Objective. Leave out the pictures and transcribe the rest of the records exactly.
┄┄┄┄┄┄┄┄┄┄┄┄┄┄┄┄┄┄┄┄
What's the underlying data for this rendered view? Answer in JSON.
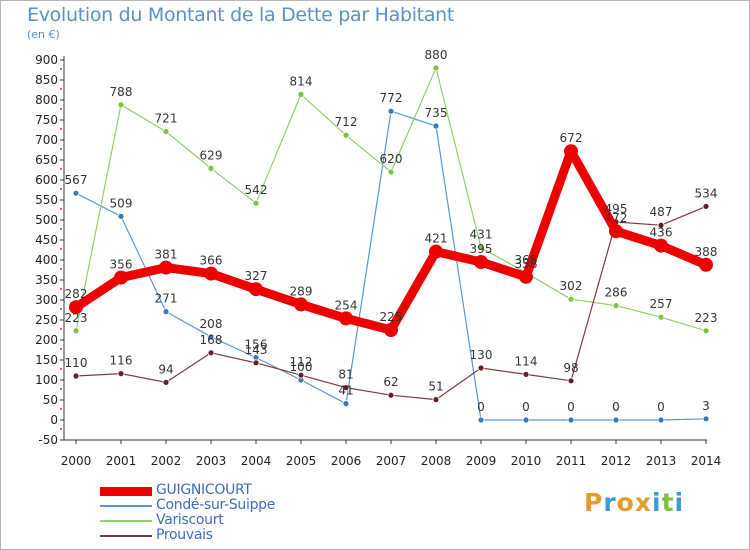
{
  "title": "Evolution du Montant de la Dette par Habitant",
  "subtitle": "(en €)",
  "logo": {
    "letters": [
      "P",
      "r",
      "o",
      "x",
      "i",
      "t",
      "i"
    ],
    "colors": [
      "#e59a2a",
      "#3d9bd4",
      "#e59a2a",
      "#e59a2a",
      "#3d9bd4",
      "#7fbf3f",
      "#3d9bd4"
    ]
  },
  "chart_data": {
    "type": "line",
    "title": "Evolution du Montant de la Dette par Habitant",
    "ylabel": "(en €)",
    "xlabel": "",
    "x": [
      "2000",
      "2001",
      "2002",
      "2003",
      "2004",
      "2005",
      "2006",
      "2007",
      "2008",
      "2009",
      "2010",
      "2011",
      "2012",
      "2013",
      "2014"
    ],
    "ylim": [
      -50,
      900
    ],
    "yticks": [
      -50,
      0,
      50,
      100,
      150,
      200,
      250,
      300,
      350,
      400,
      450,
      500,
      550,
      600,
      650,
      700,
      750,
      800,
      850,
      900
    ],
    "grid": false,
    "legend_position": "bottom-left",
    "series": [
      {
        "name": "GUIGNICOURT",
        "color": "#ee0000",
        "emphasis": true,
        "values": [
          282,
          356,
          381,
          366,
          327,
          289,
          254,
          225,
          421,
          395,
          358,
          672,
          472,
          436,
          388
        ]
      },
      {
        "name": "Condé-sur-Suippe",
        "color": "#5b97d0",
        "point_color": "#3a78b8",
        "values": [
          567,
          509,
          271,
          208,
          156,
          100,
          41,
          772,
          735,
          0,
          0,
          0,
          0,
          0,
          3
        ]
      },
      {
        "name": "Variscourt",
        "color": "#8fd070",
        "point_color": "#79c43a",
        "values": [
          223,
          788,
          721,
          629,
          542,
          814,
          712,
          620,
          880,
          431,
          368,
          302,
          286,
          257,
          223
        ]
      },
      {
        "name": "Prouvais",
        "color": "#7a3b43",
        "point_color": "#5e1f28",
        "values": [
          110,
          116,
          94,
          168,
          143,
          112,
          81,
          62,
          51,
          130,
          114,
          98,
          495,
          487,
          534
        ]
      }
    ]
  }
}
┄┄┄┄┄┄┄┄┄┄┄┄┄┄┄┄┄┄┄┄
The solution.
What's the underlying data for this rendered view? Answer in JSON.
{
  "title": "Evolution du Montant de la Dette par Habitant",
  "subtitle": "(en €)",
  "logo": {
    "letters": [
      "P",
      "r",
      "o",
      "x",
      "i",
      "t",
      "i"
    ],
    "colors": [
      "#e59a2a",
      "#3d9bd4",
      "#e59a2a",
      "#e59a2a",
      "#3d9bd4",
      "#7fbf3f",
      "#3d9bd4"
    ]
  },
  "chart_data": {
    "type": "line",
    "title": "Evolution du Montant de la Dette par Habitant",
    "ylabel": "(en €)",
    "xlabel": "",
    "x": [
      "2000",
      "2001",
      "2002",
      "2003",
      "2004",
      "2005",
      "2006",
      "2007",
      "2008",
      "2009",
      "2010",
      "2011",
      "2012",
      "2013",
      "2014"
    ],
    "ylim": [
      -50,
      900
    ],
    "yticks": [
      -50,
      0,
      50,
      100,
      150,
      200,
      250,
      300,
      350,
      400,
      450,
      500,
      550,
      600,
      650,
      700,
      750,
      800,
      850,
      900
    ],
    "grid": false,
    "legend_position": "bottom-left",
    "series": [
      {
        "name": "GUIGNICOURT",
        "color": "#ee0000",
        "emphasis": true,
        "values": [
          282,
          356,
          381,
          366,
          327,
          289,
          254,
          225,
          421,
          395,
          358,
          672,
          472,
          436,
          388
        ]
      },
      {
        "name": "Condé-sur-Suippe",
        "color": "#5b97d0",
        "point_color": "#3a78b8",
        "values": [
          567,
          509,
          271,
          208,
          156,
          100,
          41,
          772,
          735,
          0,
          0,
          0,
          0,
          0,
          3
        ]
      },
      {
        "name": "Variscourt",
        "color": "#8fd070",
        "point_color": "#79c43a",
        "values": [
          223,
          788,
          721,
          629,
          542,
          814,
          712,
          620,
          880,
          431,
          368,
          302,
          286,
          257,
          223
        ]
      },
      {
        "name": "Prouvais",
        "color": "#7a3b43",
        "point_color": "#5e1f28",
        "values": [
          110,
          116,
          94,
          168,
          143,
          112,
          81,
          62,
          51,
          130,
          114,
          98,
          495,
          487,
          534
        ]
      }
    ]
  }
}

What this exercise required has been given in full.